EXERCISE TASK: Indicate only the number of lines in the listing below in which the word "name" appears.

Records about charts and figures

##############################

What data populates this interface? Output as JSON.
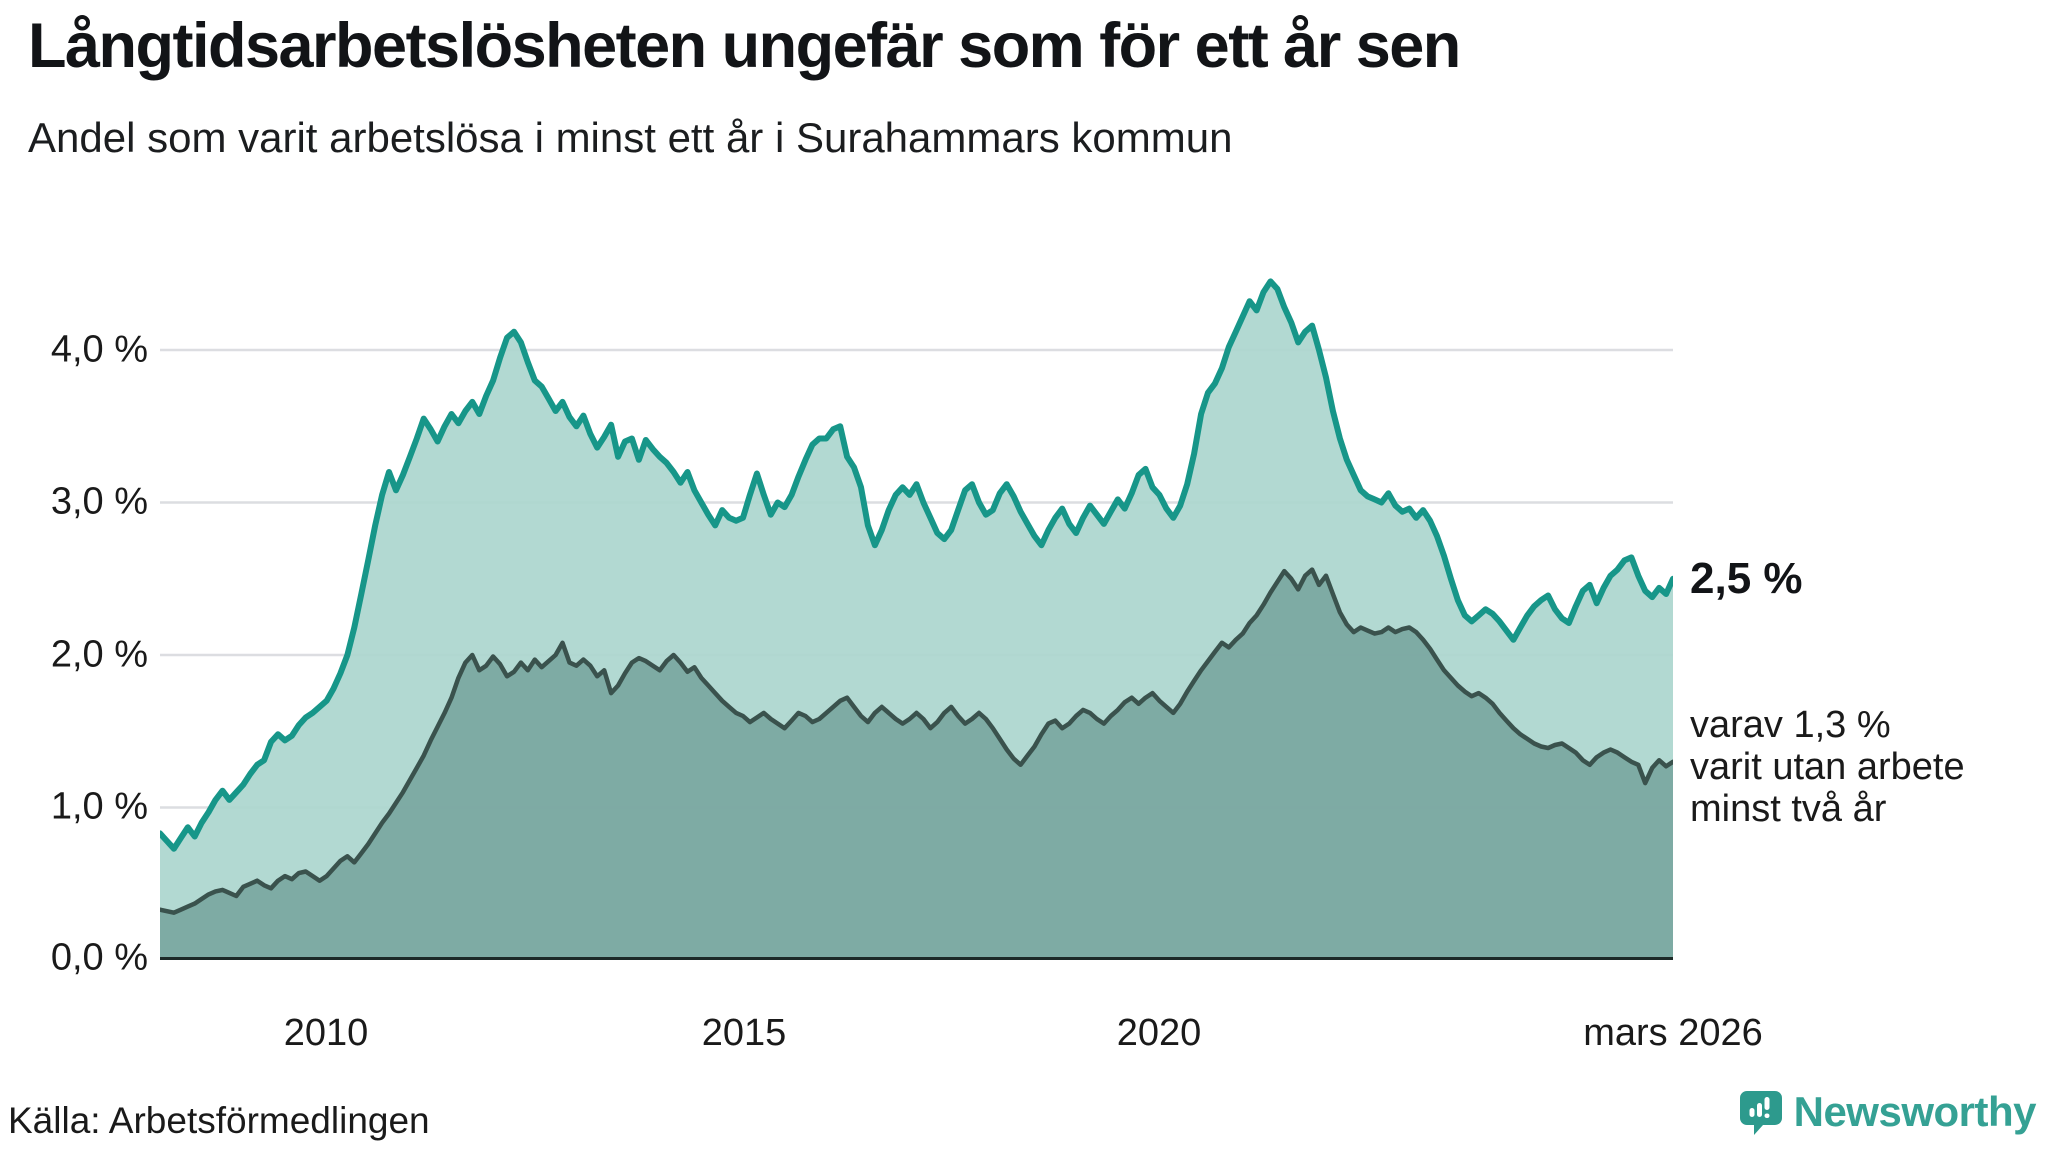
{
  "header": {
    "title": "Långtidsarbetslösheten ungefär som för ett år sen",
    "subtitle": "Andel som varit arbetslösa i minst ett år i Surahammars kommun"
  },
  "axes": {
    "y_ticks": [
      "4,0 %",
      "3,0 %",
      "2,0 %",
      "1,0 %",
      "0,0 %"
    ],
    "x_ticks": [
      "2010",
      "2015",
      "2020",
      "mars 2026"
    ]
  },
  "annotations": {
    "end_value_main": "2,5 %",
    "secondary_line1": "varav 1,3 %",
    "secondary_line2": "varit utan arbete",
    "secondary_line3": "minst två år"
  },
  "source": {
    "label": "Källa: Arbetsförmedlingen"
  },
  "branding": {
    "name": "Newsworthy",
    "logo_icon": "bar-chart-pin-icon",
    "text_color": "#35a194",
    "icon_color": "#2d9a8d"
  },
  "colors": {
    "line_1yr": "#179689",
    "fill_1yr": "#acd6cf",
    "line_2yr": "#3a524d",
    "fill_2yr": "#7aa7a0",
    "gridline": "#dcdde1",
    "axis_line": "#1d2a28",
    "background": "#ffffff",
    "text": "#1a1a1a"
  },
  "chart_data": {
    "type": "area",
    "title": "Långtidsarbetslösheten ungefär som för ett år sen",
    "subtitle": "Andel som varit arbetslösa i minst ett år i Surahammars kommun",
    "unit": "percent",
    "frequency": "monthly",
    "x_start": "2008-01",
    "x_end": "2026-03",
    "ylim": [
      0,
      4.6
    ],
    "y_gridlines": [
      1,
      2,
      3,
      4
    ],
    "grid": "horizontal-only",
    "legend_position": "annotated-at-line-end",
    "x_tick_labels": [
      "2010",
      "2015",
      "2020",
      "mars 2026"
    ],
    "x_tick_month_index": [
      24,
      84,
      144,
      218
    ],
    "series": [
      {
        "name": "Andel arbetslösa minst ett år",
        "end_label": "2,5 %",
        "end_value": 2.5,
        "color": "#179689",
        "fill": "#acd6cf",
        "values": [
          0.83,
          0.78,
          0.73,
          0.8,
          0.87,
          0.81,
          0.9,
          0.97,
          1.05,
          1.11,
          1.05,
          1.1,
          1.15,
          1.22,
          1.28,
          1.31,
          1.43,
          1.48,
          1.44,
          1.47,
          1.54,
          1.59,
          1.62,
          1.66,
          1.7,
          1.78,
          1.88,
          2.0,
          2.18,
          2.4,
          2.62,
          2.85,
          3.05,
          3.2,
          3.08,
          3.18,
          3.3,
          3.42,
          3.55,
          3.48,
          3.4,
          3.5,
          3.58,
          3.52,
          3.6,
          3.66,
          3.58,
          3.7,
          3.8,
          3.95,
          4.08,
          4.12,
          4.05,
          3.92,
          3.8,
          3.76,
          3.68,
          3.6,
          3.66,
          3.56,
          3.5,
          3.57,
          3.45,
          3.36,
          3.43,
          3.51,
          3.3,
          3.4,
          3.42,
          3.28,
          3.41,
          3.35,
          3.3,
          3.26,
          3.2,
          3.13,
          3.2,
          3.08,
          3.0,
          2.92,
          2.85,
          2.95,
          2.9,
          2.88,
          2.9,
          3.05,
          3.19,
          3.05,
          2.92,
          3.0,
          2.97,
          3.05,
          3.17,
          3.28,
          3.38,
          3.42,
          3.42,
          3.48,
          3.5,
          3.3,
          3.23,
          3.1,
          2.85,
          2.72,
          2.82,
          2.95,
          3.05,
          3.1,
          3.05,
          3.12,
          3.0,
          2.9,
          2.8,
          2.76,
          2.82,
          2.95,
          3.08,
          3.12,
          3.0,
          2.92,
          2.95,
          3.06,
          3.12,
          3.04,
          2.94,
          2.86,
          2.78,
          2.72,
          2.82,
          2.9,
          2.96,
          2.86,
          2.8,
          2.9,
          2.98,
          2.92,
          2.86,
          2.94,
          3.02,
          2.96,
          3.06,
          3.18,
          3.22,
          3.1,
          3.05,
          2.96,
          2.9,
          2.98,
          3.12,
          3.32,
          3.58,
          3.72,
          3.78,
          3.88,
          4.02,
          4.12,
          4.22,
          4.32,
          4.26,
          4.38,
          4.45,
          4.4,
          4.28,
          4.18,
          4.05,
          4.12,
          4.16,
          4.0,
          3.82,
          3.6,
          3.42,
          3.28,
          3.18,
          3.08,
          3.04,
          3.02,
          3.0,
          3.06,
          2.98,
          2.94,
          2.96,
          2.9,
          2.95,
          2.88,
          2.78,
          2.65,
          2.5,
          2.36,
          2.26,
          2.22,
          2.26,
          2.3,
          2.27,
          2.22,
          2.16,
          2.1,
          2.18,
          2.26,
          2.32,
          2.36,
          2.39,
          2.3,
          2.24,
          2.21,
          2.32,
          2.42,
          2.46,
          2.34,
          2.44,
          2.52,
          2.56,
          2.62,
          2.64,
          2.52,
          2.42,
          2.38,
          2.44,
          2.4,
          2.5
        ]
      },
      {
        "name": "varav utan arbete minst två år",
        "end_label": "1,3 %",
        "end_value": 1.3,
        "color": "#3a524d",
        "fill": "#7aa7a0",
        "values": [
          0.33,
          0.32,
          0.31,
          0.33,
          0.35,
          0.37,
          0.4,
          0.43,
          0.45,
          0.46,
          0.44,
          0.42,
          0.48,
          0.5,
          0.52,
          0.49,
          0.47,
          0.52,
          0.55,
          0.53,
          0.57,
          0.58,
          0.55,
          0.52,
          0.55,
          0.6,
          0.65,
          0.68,
          0.64,
          0.7,
          0.76,
          0.83,
          0.9,
          0.96,
          1.03,
          1.1,
          1.18,
          1.26,
          1.34,
          1.44,
          1.53,
          1.62,
          1.72,
          1.85,
          1.95,
          2.0,
          1.9,
          1.93,
          1.99,
          1.94,
          1.86,
          1.89,
          1.95,
          1.9,
          1.97,
          1.92,
          1.96,
          2.0,
          2.08,
          1.95,
          1.93,
          1.97,
          1.93,
          1.86,
          1.9,
          1.75,
          1.8,
          1.88,
          1.95,
          1.98,
          1.96,
          1.93,
          1.9,
          1.96,
          2.0,
          1.95,
          1.89,
          1.92,
          1.85,
          1.8,
          1.75,
          1.7,
          1.66,
          1.62,
          1.6,
          1.56,
          1.59,
          1.62,
          1.58,
          1.55,
          1.52,
          1.57,
          1.62,
          1.6,
          1.56,
          1.58,
          1.62,
          1.66,
          1.7,
          1.72,
          1.66,
          1.6,
          1.56,
          1.62,
          1.66,
          1.62,
          1.58,
          1.55,
          1.58,
          1.62,
          1.58,
          1.52,
          1.56,
          1.62,
          1.66,
          1.6,
          1.55,
          1.58,
          1.62,
          1.58,
          1.52,
          1.45,
          1.38,
          1.32,
          1.28,
          1.34,
          1.4,
          1.48,
          1.55,
          1.57,
          1.52,
          1.55,
          1.6,
          1.64,
          1.62,
          1.58,
          1.55,
          1.6,
          1.64,
          1.69,
          1.72,
          1.68,
          1.72,
          1.75,
          1.7,
          1.66,
          1.62,
          1.68,
          1.76,
          1.83,
          1.9,
          1.96,
          2.02,
          2.08,
          2.05,
          2.1,
          2.14,
          2.21,
          2.26,
          2.33,
          2.41,
          2.48,
          2.55,
          2.5,
          2.43,
          2.52,
          2.56,
          2.46,
          2.52,
          2.4,
          2.28,
          2.2,
          2.15,
          2.18,
          2.16,
          2.14,
          2.15,
          2.18,
          2.15,
          2.17,
          2.18,
          2.15,
          2.1,
          2.04,
          1.97,
          1.9,
          1.85,
          1.8,
          1.76,
          1.73,
          1.75,
          1.72,
          1.68,
          1.62,
          1.57,
          1.52,
          1.48,
          1.45,
          1.42,
          1.4,
          1.39,
          1.41,
          1.42,
          1.39,
          1.36,
          1.31,
          1.28,
          1.33,
          1.36,
          1.38,
          1.36,
          1.33,
          1.3,
          1.28,
          1.16,
          1.26,
          1.31,
          1.27,
          1.3
        ]
      }
    ]
  }
}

##############################

SOLUTION TO THIS EXERCISE: 3